* _PROBLEM_:
Gather all lines in the data that hold the string "text".

::: DATA IN THIS EXERCISE :::

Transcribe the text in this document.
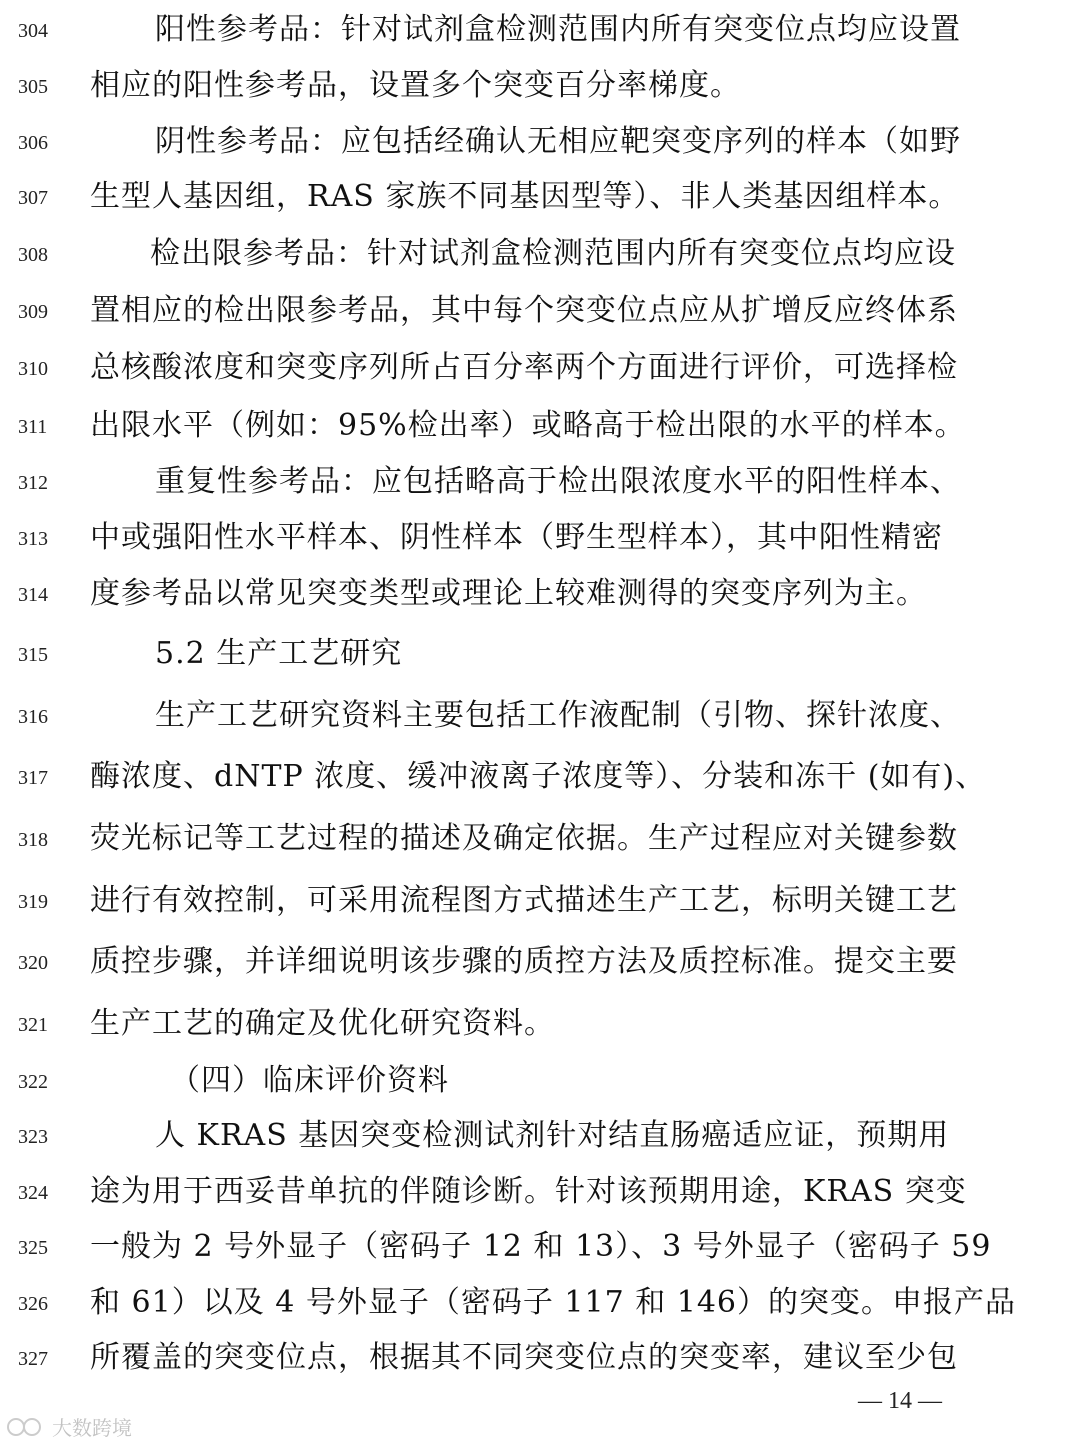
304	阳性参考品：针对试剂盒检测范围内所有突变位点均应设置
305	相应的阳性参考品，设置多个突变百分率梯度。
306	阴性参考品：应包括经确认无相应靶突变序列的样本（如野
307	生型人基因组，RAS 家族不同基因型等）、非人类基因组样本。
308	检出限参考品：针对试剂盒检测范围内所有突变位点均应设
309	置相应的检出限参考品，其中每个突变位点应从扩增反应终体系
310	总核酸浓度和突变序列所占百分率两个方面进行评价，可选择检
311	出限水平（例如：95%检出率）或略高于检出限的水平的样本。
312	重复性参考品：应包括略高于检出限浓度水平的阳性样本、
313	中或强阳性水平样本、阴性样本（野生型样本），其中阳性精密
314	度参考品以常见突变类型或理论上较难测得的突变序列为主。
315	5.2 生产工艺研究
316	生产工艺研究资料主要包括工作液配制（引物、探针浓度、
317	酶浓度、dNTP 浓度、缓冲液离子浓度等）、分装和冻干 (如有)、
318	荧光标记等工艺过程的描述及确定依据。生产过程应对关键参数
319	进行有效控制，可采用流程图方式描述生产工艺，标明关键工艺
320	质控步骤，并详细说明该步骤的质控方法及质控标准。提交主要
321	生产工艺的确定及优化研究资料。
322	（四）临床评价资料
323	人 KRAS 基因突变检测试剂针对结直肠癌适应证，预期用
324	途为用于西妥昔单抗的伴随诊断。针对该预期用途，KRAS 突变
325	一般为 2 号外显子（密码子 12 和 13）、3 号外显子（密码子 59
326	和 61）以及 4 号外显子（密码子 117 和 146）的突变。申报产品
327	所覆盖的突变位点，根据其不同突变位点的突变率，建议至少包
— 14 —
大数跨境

:::
::: DATA IN THIS EXERCISE :::

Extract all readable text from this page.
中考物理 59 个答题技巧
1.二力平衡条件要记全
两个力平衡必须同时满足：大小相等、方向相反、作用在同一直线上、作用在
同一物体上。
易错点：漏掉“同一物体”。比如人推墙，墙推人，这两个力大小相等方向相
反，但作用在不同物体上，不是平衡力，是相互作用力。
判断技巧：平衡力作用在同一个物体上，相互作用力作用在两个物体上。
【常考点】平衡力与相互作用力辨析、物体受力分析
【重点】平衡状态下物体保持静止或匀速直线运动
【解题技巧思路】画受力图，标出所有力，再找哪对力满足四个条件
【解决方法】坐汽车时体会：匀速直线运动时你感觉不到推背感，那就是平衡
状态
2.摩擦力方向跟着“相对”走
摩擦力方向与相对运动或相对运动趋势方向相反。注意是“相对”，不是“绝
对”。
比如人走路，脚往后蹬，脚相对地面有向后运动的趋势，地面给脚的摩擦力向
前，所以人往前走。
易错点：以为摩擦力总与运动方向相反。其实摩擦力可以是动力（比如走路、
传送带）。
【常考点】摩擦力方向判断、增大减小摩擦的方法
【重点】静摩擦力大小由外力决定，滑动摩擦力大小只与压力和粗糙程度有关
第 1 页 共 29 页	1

:::
::: DATA IN THIS EXERCISE :::

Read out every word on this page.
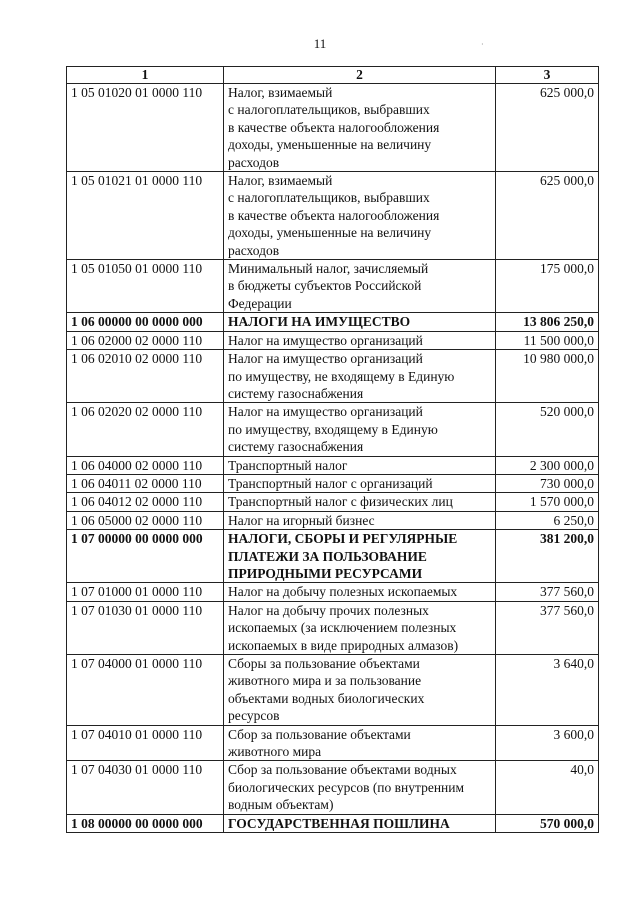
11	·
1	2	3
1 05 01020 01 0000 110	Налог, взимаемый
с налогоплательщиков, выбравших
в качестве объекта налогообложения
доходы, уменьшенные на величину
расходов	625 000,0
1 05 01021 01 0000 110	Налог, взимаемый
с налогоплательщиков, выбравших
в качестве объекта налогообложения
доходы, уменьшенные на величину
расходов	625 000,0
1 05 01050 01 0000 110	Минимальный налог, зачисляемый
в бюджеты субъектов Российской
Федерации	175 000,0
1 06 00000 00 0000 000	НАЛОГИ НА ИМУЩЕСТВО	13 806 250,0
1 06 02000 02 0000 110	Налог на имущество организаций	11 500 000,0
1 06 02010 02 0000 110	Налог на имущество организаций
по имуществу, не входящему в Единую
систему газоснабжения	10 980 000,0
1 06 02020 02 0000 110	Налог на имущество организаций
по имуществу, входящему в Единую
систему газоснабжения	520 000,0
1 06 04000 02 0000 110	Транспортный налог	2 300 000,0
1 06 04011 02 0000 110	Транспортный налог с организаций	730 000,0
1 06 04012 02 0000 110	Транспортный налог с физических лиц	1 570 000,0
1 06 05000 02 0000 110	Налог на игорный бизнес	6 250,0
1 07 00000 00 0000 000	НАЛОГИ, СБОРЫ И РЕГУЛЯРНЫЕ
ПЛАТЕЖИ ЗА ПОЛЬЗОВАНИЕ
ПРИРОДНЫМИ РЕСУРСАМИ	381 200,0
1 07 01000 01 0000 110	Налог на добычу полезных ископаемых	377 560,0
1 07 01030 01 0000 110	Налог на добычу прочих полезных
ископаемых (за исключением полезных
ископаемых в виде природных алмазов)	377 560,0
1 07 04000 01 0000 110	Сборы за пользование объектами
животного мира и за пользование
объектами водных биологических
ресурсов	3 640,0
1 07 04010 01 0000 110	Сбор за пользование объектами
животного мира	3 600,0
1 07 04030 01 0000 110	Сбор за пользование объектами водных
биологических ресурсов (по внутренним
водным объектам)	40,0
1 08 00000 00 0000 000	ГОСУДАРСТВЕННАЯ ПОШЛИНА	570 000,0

:::

* _EXPECTED ANSWER_:
Transcribe the text in this document.
Extract all readable text from this page.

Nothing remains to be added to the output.